-- Your task --
Copy every entry exactly.

━━━━━━

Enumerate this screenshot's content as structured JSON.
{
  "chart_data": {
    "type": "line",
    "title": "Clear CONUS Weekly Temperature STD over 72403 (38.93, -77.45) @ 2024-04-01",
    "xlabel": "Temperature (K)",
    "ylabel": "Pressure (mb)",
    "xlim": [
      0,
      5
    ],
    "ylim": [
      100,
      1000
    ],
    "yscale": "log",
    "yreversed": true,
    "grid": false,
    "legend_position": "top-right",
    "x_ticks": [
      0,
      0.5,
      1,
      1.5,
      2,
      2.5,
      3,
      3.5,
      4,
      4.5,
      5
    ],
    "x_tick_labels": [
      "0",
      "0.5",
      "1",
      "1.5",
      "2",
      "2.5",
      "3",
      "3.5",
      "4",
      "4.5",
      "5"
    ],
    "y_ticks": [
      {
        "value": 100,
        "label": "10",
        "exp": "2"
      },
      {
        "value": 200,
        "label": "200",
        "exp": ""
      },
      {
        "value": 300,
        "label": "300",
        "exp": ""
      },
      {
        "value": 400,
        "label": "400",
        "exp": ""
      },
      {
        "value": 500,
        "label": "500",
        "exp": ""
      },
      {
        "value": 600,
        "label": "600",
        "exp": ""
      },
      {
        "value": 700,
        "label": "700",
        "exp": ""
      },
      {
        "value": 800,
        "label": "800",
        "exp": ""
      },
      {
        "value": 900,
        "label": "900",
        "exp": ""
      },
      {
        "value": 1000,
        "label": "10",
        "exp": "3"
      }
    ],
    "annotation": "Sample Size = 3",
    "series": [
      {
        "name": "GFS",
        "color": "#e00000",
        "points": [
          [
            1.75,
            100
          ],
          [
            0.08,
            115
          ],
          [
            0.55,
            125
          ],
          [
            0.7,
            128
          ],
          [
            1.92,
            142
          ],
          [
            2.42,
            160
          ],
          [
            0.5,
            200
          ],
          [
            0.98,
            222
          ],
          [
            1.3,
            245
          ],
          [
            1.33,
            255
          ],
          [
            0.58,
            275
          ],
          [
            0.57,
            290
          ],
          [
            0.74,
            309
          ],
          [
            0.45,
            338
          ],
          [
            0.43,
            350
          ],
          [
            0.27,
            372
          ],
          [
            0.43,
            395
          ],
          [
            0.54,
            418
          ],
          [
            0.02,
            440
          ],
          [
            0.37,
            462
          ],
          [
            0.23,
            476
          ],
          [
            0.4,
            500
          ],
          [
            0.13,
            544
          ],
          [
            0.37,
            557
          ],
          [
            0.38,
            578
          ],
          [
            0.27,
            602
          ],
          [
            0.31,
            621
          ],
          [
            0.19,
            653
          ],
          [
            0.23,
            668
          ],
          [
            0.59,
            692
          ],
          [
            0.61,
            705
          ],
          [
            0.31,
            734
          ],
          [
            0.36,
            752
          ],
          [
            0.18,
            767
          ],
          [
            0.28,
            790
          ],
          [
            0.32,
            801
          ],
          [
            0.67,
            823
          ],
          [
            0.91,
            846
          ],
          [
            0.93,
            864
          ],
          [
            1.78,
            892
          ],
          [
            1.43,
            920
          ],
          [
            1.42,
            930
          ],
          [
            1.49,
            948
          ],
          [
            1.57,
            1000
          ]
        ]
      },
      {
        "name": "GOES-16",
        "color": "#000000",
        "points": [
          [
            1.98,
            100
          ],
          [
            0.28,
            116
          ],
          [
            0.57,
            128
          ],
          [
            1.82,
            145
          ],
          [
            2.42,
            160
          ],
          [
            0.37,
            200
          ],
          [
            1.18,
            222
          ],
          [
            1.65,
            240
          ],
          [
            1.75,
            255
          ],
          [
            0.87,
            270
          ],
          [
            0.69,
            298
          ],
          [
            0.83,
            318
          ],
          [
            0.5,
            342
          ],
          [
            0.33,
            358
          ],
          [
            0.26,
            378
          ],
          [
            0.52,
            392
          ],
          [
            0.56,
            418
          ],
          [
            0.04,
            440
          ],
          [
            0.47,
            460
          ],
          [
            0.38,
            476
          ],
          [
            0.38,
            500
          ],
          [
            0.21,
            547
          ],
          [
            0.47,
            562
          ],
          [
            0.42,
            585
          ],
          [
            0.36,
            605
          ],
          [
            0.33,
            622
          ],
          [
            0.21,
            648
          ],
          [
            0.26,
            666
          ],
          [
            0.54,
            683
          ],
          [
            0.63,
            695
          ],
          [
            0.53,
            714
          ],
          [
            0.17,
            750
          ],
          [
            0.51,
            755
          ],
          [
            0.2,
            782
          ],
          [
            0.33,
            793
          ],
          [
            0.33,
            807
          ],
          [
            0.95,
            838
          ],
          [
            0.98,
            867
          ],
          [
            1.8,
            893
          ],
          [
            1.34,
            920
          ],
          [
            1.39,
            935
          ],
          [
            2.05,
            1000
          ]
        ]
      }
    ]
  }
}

━━━━━━

-- Response --
Enumerate this screenshot's content as structured JSON.
{
  "chart_data": {
    "type": "line",
    "title": "Clear CONUS Weekly Temperature STD over 72403 (38.93, -77.45) @ 2024-04-01",
    "xlabel": "Temperature (K)",
    "ylabel": "Pressure (mb)",
    "xlim": [
      0,
      5
    ],
    "ylim": [
      100,
      1000
    ],
    "yscale": "log",
    "yreversed": true,
    "grid": false,
    "legend_position": "top-right",
    "x_ticks": [
      0,
      0.5,
      1,
      1.5,
      2,
      2.5,
      3,
      3.5,
      4,
      4.5,
      5
    ],
    "x_tick_labels": [
      "0",
      "0.5",
      "1",
      "1.5",
      "2",
      "2.5",
      "3",
      "3.5",
      "4",
      "4.5",
      "5"
    ],
    "y_ticks": [
      {
        "value": 100,
        "label": "10",
        "exp": "2"
      },
      {
        "value": 200,
        "label": "200",
        "exp": ""
      },
      {
        "value": 300,
        "label": "300",
        "exp": ""
      },
      {
        "value": 400,
        "label": "400",
        "exp": ""
      },
      {
        "value": 500,
        "label": "500",
        "exp": ""
      },
      {
        "value": 600,
        "label": "600",
        "exp": ""
      },
      {
        "value": 700,
        "label": "700",
        "exp": ""
      },
      {
        "value": 800,
        "label": "800",
        "exp": ""
      },
      {
        "value": 900,
        "label": "900",
        "exp": ""
      },
      {
        "value": 1000,
        "label": "10",
        "exp": "3"
      }
    ],
    "annotation": "Sample Size = 3",
    "series": [
      {
        "name": "GFS",
        "color": "#e00000",
        "points": [
          [
            1.75,
            100
          ],
          [
            0.08,
            115
          ],
          [
            0.55,
            125
          ],
          [
            0.7,
            128
          ],
          [
            1.92,
            142
          ],
          [
            2.42,
            160
          ],
          [
            0.5,
            200
          ],
          [
            0.98,
            222
          ],
          [
            1.3,
            245
          ],
          [
            1.33,
            255
          ],
          [
            0.58,
            275
          ],
          [
            0.57,
            290
          ],
          [
            0.74,
            309
          ],
          [
            0.45,
            338
          ],
          [
            0.43,
            350
          ],
          [
            0.27,
            372
          ],
          [
            0.43,
            395
          ],
          [
            0.54,
            418
          ],
          [
            0.02,
            440
          ],
          [
            0.37,
            462
          ],
          [
            0.23,
            476
          ],
          [
            0.4,
            500
          ],
          [
            0.13,
            544
          ],
          [
            0.37,
            557
          ],
          [
            0.38,
            578
          ],
          [
            0.27,
            602
          ],
          [
            0.31,
            621
          ],
          [
            0.19,
            653
          ],
          [
            0.23,
            668
          ],
          [
            0.59,
            692
          ],
          [
            0.61,
            705
          ],
          [
            0.31,
            734
          ],
          [
            0.36,
            752
          ],
          [
            0.18,
            767
          ],
          [
            0.28,
            790
          ],
          [
            0.32,
            801
          ],
          [
            0.67,
            823
          ],
          [
            0.91,
            846
          ],
          [
            0.93,
            864
          ],
          [
            1.78,
            892
          ],
          [
            1.43,
            920
          ],
          [
            1.42,
            930
          ],
          [
            1.49,
            948
          ],
          [
            1.57,
            1000
          ]
        ]
      },
      {
        "name": "GOES-16",
        "color": "#000000",
        "points": [
          [
            1.98,
            100
          ],
          [
            0.28,
            116
          ],
          [
            0.57,
            128
          ],
          [
            1.82,
            145
          ],
          [
            2.42,
            160
          ],
          [
            0.37,
            200
          ],
          [
            1.18,
            222
          ],
          [
            1.65,
            240
          ],
          [
            1.75,
            255
          ],
          [
            0.87,
            270
          ],
          [
            0.69,
            298
          ],
          [
            0.83,
            318
          ],
          [
            0.5,
            342
          ],
          [
            0.33,
            358
          ],
          [
            0.26,
            378
          ],
          [
            0.52,
            392
          ],
          [
            0.56,
            418
          ],
          [
            0.04,
            440
          ],
          [
            0.47,
            460
          ],
          [
            0.38,
            476
          ],
          [
            0.38,
            500
          ],
          [
            0.21,
            547
          ],
          [
            0.47,
            562
          ],
          [
            0.42,
            585
          ],
          [
            0.36,
            605
          ],
          [
            0.33,
            622
          ],
          [
            0.21,
            648
          ],
          [
            0.26,
            666
          ],
          [
            0.54,
            683
          ],
          [
            0.63,
            695
          ],
          [
            0.53,
            714
          ],
          [
            0.17,
            750
          ],
          [
            0.51,
            755
          ],
          [
            0.2,
            782
          ],
          [
            0.33,
            793
          ],
          [
            0.33,
            807
          ],
          [
            0.95,
            838
          ],
          [
            0.98,
            867
          ],
          [
            1.8,
            893
          ],
          [
            1.34,
            920
          ],
          [
            1.39,
            935
          ],
          [
            2.05,
            1000
          ]
        ]
      }
    ]
  }
}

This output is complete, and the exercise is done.